## EXERCISE REQUIREMENTS
Copy out every line of the listing below word for word, omitting the picture.

'''

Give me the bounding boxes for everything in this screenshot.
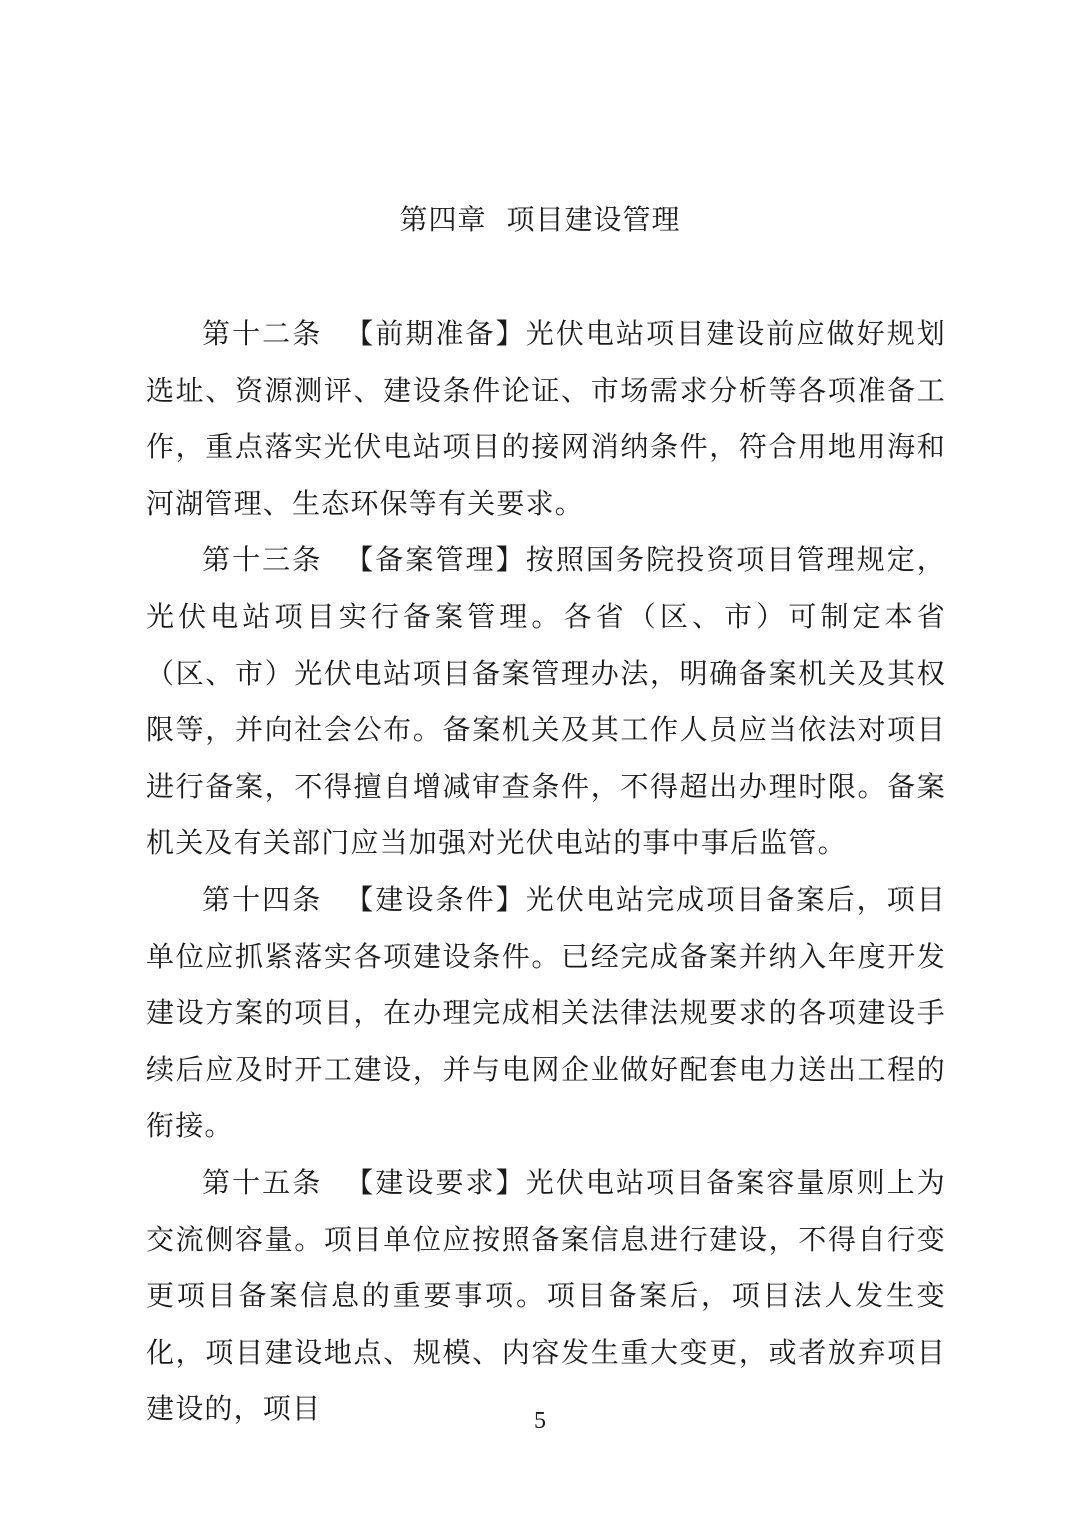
- article-text: 光伏电站完成项目备案后，项目单位应抓紧落实各项建设条件。已经完成备案并纳入年度开发建设方案的项目，在办理完成相关法律法规要求的各项建设手续后应及时开工建设，并与电网企业做好配套电力送出工程的衔接。: [146, 882, 947, 1143]
- chapter-title: [0, 198, 1080, 242]
- article-13: [146, 532, 946, 872]
- chapter-name: 项目建设管理: [506, 203, 681, 236]
- article-number: 第十三条: [202, 543, 323, 577]
- article-heading: 【前期准备】: [344, 317, 526, 350]
- article-12: [146, 306, 946, 532]
- chapter-number: 第四章: [399, 203, 487, 236]
- article-heading: 【备案管理】: [344, 543, 526, 577]
- article-number: 第十四条: [202, 882, 323, 916]
- article-14: [146, 872, 946, 1155]
- article-number: 第十二条: [202, 317, 323, 350]
- article-text: 按照国务院投资项目管理规定，光伏电站项目实行备案管理。各省（区、市）可制定本省（区、市）光伏电站项目备案管理办法，明确备案机关及其权限等，并向社会公布。备案机关及其工作人员应当依法对项目进行备案，不得擅自增减审查条件，不得超出办理时限。备案机关及有关部门应当加强对光伏电站的事中事后监管。: [146, 543, 947, 860]
- article-15: [146, 1155, 946, 1438]
- article-heading: 【建设条件】: [344, 882, 526, 916]
- article-heading: 【建设要求】: [344, 1165, 526, 1199]
- document-body: [146, 306, 946, 1438]
- page-number: 5: [534, 1408, 546, 1434]
- article-text: 光伏电站项目备案容量原则上为交流侧容量。项目单位应按照备案信息进行建设，不得自行变更项目备案信息的重要事项。项目备案后，项目法人发生变化，项目建设地点、规模、内容发生重大变更，或者放弃项目建设的，项目: [146, 1165, 947, 1426]
- article-number: 第十五条: [202, 1165, 323, 1199]
- article-text: 光伏电站项目建设前应做好规划选址、资源测评、建设条件论证、市场需求分析等各项准备工作，重点落实光伏电站项目的接网消纳条件，符合用地用海和河湖管理、生态环保等有关要求。: [146, 317, 947, 520]
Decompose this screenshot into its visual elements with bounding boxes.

'''

## SOLUTION
Give me the bounding boxes for everything in this screenshot.
- article-text: 光伏电站完成项目备案后，项目单位应抓紧落实各项建设条件。已经完成备案并纳入年度开发建设方案的项目，在办理完成相关法律法规要求的各项建设手续后应及时开工建设，并与电网企业做好配套电力送出工程的衔接。: [146, 882, 947, 1143]
- chapter-title: [0, 198, 1080, 242]
- article-13: [146, 532, 946, 872]
- chapter-name: 项目建设管理: [506, 203, 681, 236]
- article-number: 第十三条: [202, 543, 323, 577]
- article-heading: 【前期准备】: [344, 317, 526, 350]
- article-12: [146, 306, 946, 532]
- chapter-number: 第四章: [399, 203, 487, 236]
- article-heading: 【备案管理】: [344, 543, 526, 577]
- article-number: 第十四条: [202, 882, 323, 916]
- article-14: [146, 872, 946, 1155]
- article-number: 第十二条: [202, 317, 323, 350]
- article-text: 按照国务院投资项目管理规定，光伏电站项目实行备案管理。各省（区、市）可制定本省（区、市）光伏电站项目备案管理办法，明确备案机关及其权限等，并向社会公布。备案机关及其工作人员应当依法对项目进行备案，不得擅自增减审查条件，不得超出办理时限。备案机关及有关部门应当加强对光伏电站的事中事后监管。: [146, 543, 947, 860]
- article-15: [146, 1155, 946, 1438]
- article-heading: 【建设条件】: [344, 882, 526, 916]
- article-heading: 【建设要求】: [344, 1165, 526, 1199]
- document-body: [146, 306, 946, 1438]
- page-number: 5: [534, 1408, 546, 1434]
- article-text: 光伏电站项目备案容量原则上为交流侧容量。项目单位应按照备案信息进行建设，不得自行变更项目备案信息的重要事项。项目备案后，项目法人发生变化，项目建设地点、规模、内容发生重大变更，或者放弃项目建设的，项目: [146, 1165, 947, 1426]
- article-number: 第十五条: [202, 1165, 323, 1199]
- article-text: 光伏电站项目建设前应做好规划选址、资源测评、建设条件论证、市场需求分析等各项准备工作，重点落实光伏电站项目的接网消纳条件，符合用地用海和河湖管理、生态环保等有关要求。: [146, 317, 947, 520]
Decompose this screenshot into its visual elements with bounding boxes.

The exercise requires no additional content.